[start of Data for the task]
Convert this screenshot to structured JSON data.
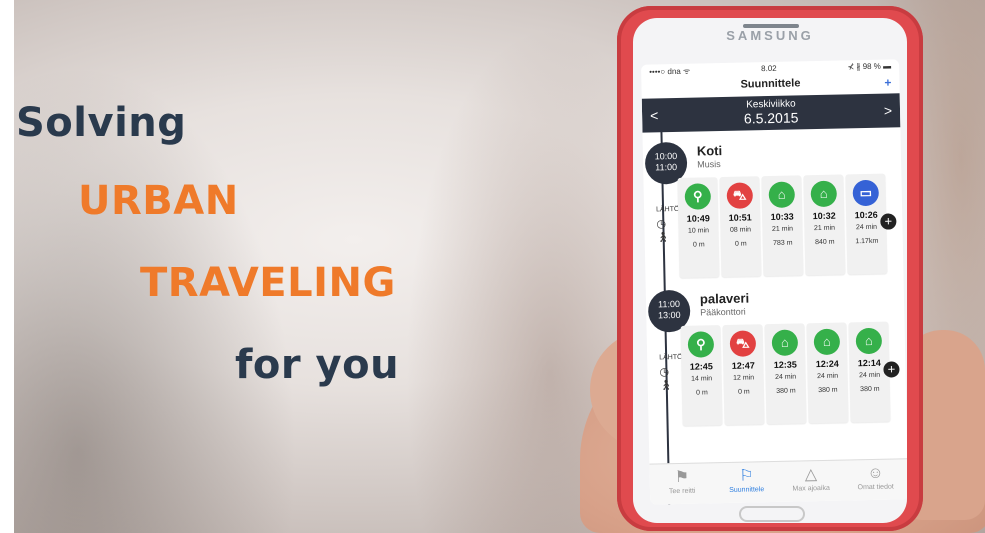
{
  "hero": {
    "line1": "Solving",
    "line2": "URBAN",
    "line3": "TRAVELING",
    "line4": "for you",
    "colors": {
      "dark": "#2a3a4d",
      "accent": "#ef7a2a"
    }
  },
  "carousel": {
    "active_index": 0,
    "count": 2
  },
  "phone": {
    "brand": "SAMSUNG",
    "status": {
      "carrier": "••••○ dna ᯤ",
      "time": "8.02",
      "battery": "⊀ ∦ 98 % ▬"
    },
    "nav_title": "Suunnittele",
    "nav_action": "+",
    "date": {
      "weekday": "Keskiviikko",
      "date": "6.5.2015",
      "prev": "<",
      "next": ">"
    },
    "labels": {
      "depart": "LÄHTÖ"
    },
    "events": [
      {
        "start": "10:00",
        "end": "11:00",
        "title": "Koti",
        "place": "Musis",
        "options": [
          {
            "mode": "bike-icon",
            "color": "green",
            "time": "10:49",
            "duration": "10 min",
            "distance": "0 m"
          },
          {
            "mode": "car-icon",
            "color": "red",
            "time": "10:51",
            "duration": "08 min",
            "distance": "0 m"
          },
          {
            "mode": "tram-icon",
            "color": "green",
            "time": "10:33",
            "duration": "21 min",
            "distance": "783 m"
          },
          {
            "mode": "tram-icon",
            "color": "green",
            "time": "10:32",
            "duration": "21 min",
            "distance": "840 m"
          },
          {
            "mode": "bus-icon",
            "color": "blue",
            "time": "10:26",
            "duration": "24 min",
            "distance": "1.17km"
          }
        ]
      },
      {
        "start": "11:00",
        "end": "13:00",
        "title": "palaveri",
        "place": "Pääkonttori",
        "options": [
          {
            "mode": "bike-icon",
            "color": "green",
            "time": "12:45",
            "duration": "14 min",
            "distance": "0 m"
          },
          {
            "mode": "car-icon",
            "color": "red",
            "time": "12:47",
            "duration": "12 min",
            "distance": "0 m"
          },
          {
            "mode": "tram-icon",
            "color": "green",
            "time": "12:35",
            "duration": "24 min",
            "distance": "380 m"
          },
          {
            "mode": "tram-icon",
            "color": "green",
            "time": "12:24",
            "duration": "24 min",
            "distance": "380 m"
          },
          {
            "mode": "tram-icon",
            "color": "green",
            "time": "12:14",
            "duration": "24 min",
            "distance": "380 m"
          }
        ]
      }
    ],
    "tabs": [
      {
        "label": "Tee reitti",
        "icon": "route-icon",
        "active": false
      },
      {
        "label": "Suunnittele",
        "icon": "plan-icon",
        "active": true
      },
      {
        "label": "Max ajoaika",
        "icon": "triangle-icon",
        "active": false
      },
      {
        "label": "Omat tiedot",
        "icon": "person-icon",
        "active": false
      }
    ]
  }
}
[end of Data for the task]
_Do this_
Pictures are to be left out; the records above must be repeated word for word.

_Correct answer_
Convert this screenshot to structured JSON data.
{
  "hero": {
    "line1": "Solving",
    "line2": "URBAN",
    "line3": "TRAVELING",
    "line4": "for you",
    "colors": {
      "dark": "#2a3a4d",
      "accent": "#ef7a2a"
    }
  },
  "carousel": {
    "active_index": 0,
    "count": 2
  },
  "phone": {
    "brand": "SAMSUNG",
    "status": {
      "carrier": "••••○ dna ᯤ",
      "time": "8.02",
      "battery": "⊀ ∦ 98 % ▬"
    },
    "nav_title": "Suunnittele",
    "nav_action": "+",
    "date": {
      "weekday": "Keskiviikko",
      "date": "6.5.2015",
      "prev": "<",
      "next": ">"
    },
    "labels": {
      "depart": "LÄHTÖ"
    },
    "events": [
      {
        "start": "10:00",
        "end": "11:00",
        "title": "Koti",
        "place": "Musis",
        "options": [
          {
            "mode": "bike-icon",
            "color": "green",
            "time": "10:49",
            "duration": "10 min",
            "distance": "0 m"
          },
          {
            "mode": "car-icon",
            "color": "red",
            "time": "10:51",
            "duration": "08 min",
            "distance": "0 m"
          },
          {
            "mode": "tram-icon",
            "color": "green",
            "time": "10:33",
            "duration": "21 min",
            "distance": "783 m"
          },
          {
            "mode": "tram-icon",
            "color": "green",
            "time": "10:32",
            "duration": "21 min",
            "distance": "840 m"
          },
          {
            "mode": "bus-icon",
            "color": "blue",
            "time": "10:26",
            "duration": "24 min",
            "distance": "1.17km"
          }
        ]
      },
      {
        "start": "11:00",
        "end": "13:00",
        "title": "palaveri",
        "place": "Pääkonttori",
        "options": [
          {
            "mode": "bike-icon",
            "color": "green",
            "time": "12:45",
            "duration": "14 min",
            "distance": "0 m"
          },
          {
            "mode": "car-icon",
            "color": "red",
            "time": "12:47",
            "duration": "12 min",
            "distance": "0 m"
          },
          {
            "mode": "tram-icon",
            "color": "green",
            "time": "12:35",
            "duration": "24 min",
            "distance": "380 m"
          },
          {
            "mode": "tram-icon",
            "color": "green",
            "time": "12:24",
            "duration": "24 min",
            "distance": "380 m"
          },
          {
            "mode": "tram-icon",
            "color": "green",
            "time": "12:14",
            "duration": "24 min",
            "distance": "380 m"
          }
        ]
      }
    ],
    "tabs": [
      {
        "label": "Tee reitti",
        "icon": "route-icon",
        "active": false
      },
      {
        "label": "Suunnittele",
        "icon": "plan-icon",
        "active": true
      },
      {
        "label": "Max ajoaika",
        "icon": "triangle-icon",
        "active": false
      },
      {
        "label": "Omat tiedot",
        "icon": "person-icon",
        "active": false
      }
    ]
  }
}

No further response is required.